■ **To be done**:
Give every line of the material again, exactly as written.
>> begin Data for this exercise
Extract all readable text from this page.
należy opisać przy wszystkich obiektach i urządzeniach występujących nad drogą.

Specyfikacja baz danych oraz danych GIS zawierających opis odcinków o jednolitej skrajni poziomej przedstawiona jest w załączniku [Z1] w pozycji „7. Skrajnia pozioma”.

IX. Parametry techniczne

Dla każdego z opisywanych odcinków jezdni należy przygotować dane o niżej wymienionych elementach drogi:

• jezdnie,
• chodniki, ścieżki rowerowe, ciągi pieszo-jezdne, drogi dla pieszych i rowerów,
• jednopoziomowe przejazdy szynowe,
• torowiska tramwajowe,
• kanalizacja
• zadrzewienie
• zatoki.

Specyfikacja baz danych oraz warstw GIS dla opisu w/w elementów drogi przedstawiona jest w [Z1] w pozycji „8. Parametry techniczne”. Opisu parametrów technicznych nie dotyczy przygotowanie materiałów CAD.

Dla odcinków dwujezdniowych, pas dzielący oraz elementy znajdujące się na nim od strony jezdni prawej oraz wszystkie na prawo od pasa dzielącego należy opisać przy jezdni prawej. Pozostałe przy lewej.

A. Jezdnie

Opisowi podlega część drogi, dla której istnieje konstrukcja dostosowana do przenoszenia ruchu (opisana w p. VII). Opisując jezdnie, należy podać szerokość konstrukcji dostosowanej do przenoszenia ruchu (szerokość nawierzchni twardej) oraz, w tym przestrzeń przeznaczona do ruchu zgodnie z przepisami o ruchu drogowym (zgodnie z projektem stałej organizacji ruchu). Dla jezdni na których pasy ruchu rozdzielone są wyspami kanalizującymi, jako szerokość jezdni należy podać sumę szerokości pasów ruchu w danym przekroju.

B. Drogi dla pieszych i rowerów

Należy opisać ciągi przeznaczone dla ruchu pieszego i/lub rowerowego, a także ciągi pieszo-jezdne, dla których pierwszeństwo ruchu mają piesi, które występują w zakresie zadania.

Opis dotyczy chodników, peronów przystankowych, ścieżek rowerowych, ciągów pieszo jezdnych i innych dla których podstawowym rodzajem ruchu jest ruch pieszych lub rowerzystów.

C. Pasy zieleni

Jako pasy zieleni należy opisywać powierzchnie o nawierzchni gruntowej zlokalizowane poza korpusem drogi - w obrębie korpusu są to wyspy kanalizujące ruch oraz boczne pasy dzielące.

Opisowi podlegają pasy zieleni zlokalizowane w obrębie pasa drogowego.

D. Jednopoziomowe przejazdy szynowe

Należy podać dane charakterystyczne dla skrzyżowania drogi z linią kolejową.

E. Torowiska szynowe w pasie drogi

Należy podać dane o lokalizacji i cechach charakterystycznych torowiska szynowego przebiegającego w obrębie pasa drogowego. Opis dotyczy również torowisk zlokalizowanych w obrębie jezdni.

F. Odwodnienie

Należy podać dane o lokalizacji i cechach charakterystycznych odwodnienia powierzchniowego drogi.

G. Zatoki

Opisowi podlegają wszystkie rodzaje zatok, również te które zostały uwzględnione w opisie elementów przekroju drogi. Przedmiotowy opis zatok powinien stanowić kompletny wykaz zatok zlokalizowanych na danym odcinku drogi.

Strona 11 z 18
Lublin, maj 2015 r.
>> end Data for this exercise
■ **Response to the exercise**:
Extract all readable text from this page.
należy opisać przy wszystkich obiektach i urządzeniach występujących nad drogą.

Specyfikacja baz danych oraz danych GIS zawierających opis odcinków o jednolitej skrajni poziomej przedstawiona jest w załączniku [Z1] w pozycji „7. Skrajnia pozioma”.

IX. Parametry techniczne

Dla każdego z opisywanych odcinków jezdni należy przygotować dane o niżej wymienionych elementach drogi:

• jezdnie,
• chodniki, ścieżki rowerowe, ciągi pieszo-jezdne, drogi dla pieszych i rowerów,
• jednopoziomowe przejazdy szynowe,
• torowiska tramwajowe,
• kanalizacja
• zadrzewienie
• zatoki.

Specyfikacja baz danych oraz warstw GIS dla opisu w/w elementów drogi przedstawiona jest w [Z1] w pozycji „8. Parametry techniczne”. Opisu parametrów technicznych nie dotyczy przygotowanie materiałów CAD.

Dla odcinków dwujezdniowych, pas dzielący oraz elementy znajdujące się na nim od strony jezdni prawej oraz wszystkie na prawo od pasa dzielącego należy opisać przy jezdni prawej. Pozostałe przy lewej.

A. Jezdnie

Opisowi podlega część drogi, dla której istnieje konstrukcja dostosowana do przenoszenia ruchu (opisana w p. VII). Opisując jezdnie, należy podać szerokość konstrukcji dostosowanej do przenoszenia ruchu (szerokość nawierzchni twardej) oraz, w tym przestrzeń przeznaczona do ruchu zgodnie z przepisami o ruchu drogowym (zgodnie z projektem stałej organizacji ruchu). Dla jezdni na których pasy ruchu rozdzielone są wyspami kanalizującymi, jako szerokość jezdni należy podać sumę szerokości pasów ruchu w danym przekroju.

B. Drogi dla pieszych i rowerów

Należy opisać ciągi przeznaczone dla ruchu pieszego i/lub rowerowego, a także ciągi pieszo-jezdne, dla których pierwszeństwo ruchu mają piesi, które występują w zakresie zadania.

Opis dotyczy chodników, peronów przystankowych, ścieżek rowerowych, ciągów pieszo jezdnych i innych dla których podstawowym rodzajem ruchu jest ruch pieszych lub rowerzystów.

C. Pasy zieleni

Jako pasy zieleni należy opisywać powierzchnie o nawierzchni gruntowej zlokalizowane poza korpusem drogi - w obrębie korpusu są to wyspy kanalizujące ruch oraz boczne pasy dzielące.

Opisowi podlegają pasy zieleni zlokalizowane w obrębie pasa drogowego.

D. Jednopoziomowe przejazdy szynowe

Należy podać dane charakterystyczne dla skrzyżowania drogi z linią kolejową.

E. Torowiska szynowe w pasie drogi

Należy podać dane o lokalizacji i cechach charakterystycznych torowiska szynowego przebiegającego w obrębie pasa drogowego. Opis dotyczy również torowisk zlokalizowanych w obrębie jezdni.

F. Odwodnienie

Należy podać dane o lokalizacji i cechach charakterystycznych odwodnienia powierzchniowego drogi.

G. Zatoki

Opisowi podlegają wszystkie rodzaje zatok, również te które zostały uwzględnione w opisie elementów przekroju drogi. Przedmiotowy opis zatok powinien stanowić kompletny wykaz zatok zlokalizowanych na danym odcinku drogi.

Strona 11 z 18
Lublin, maj 2015 r.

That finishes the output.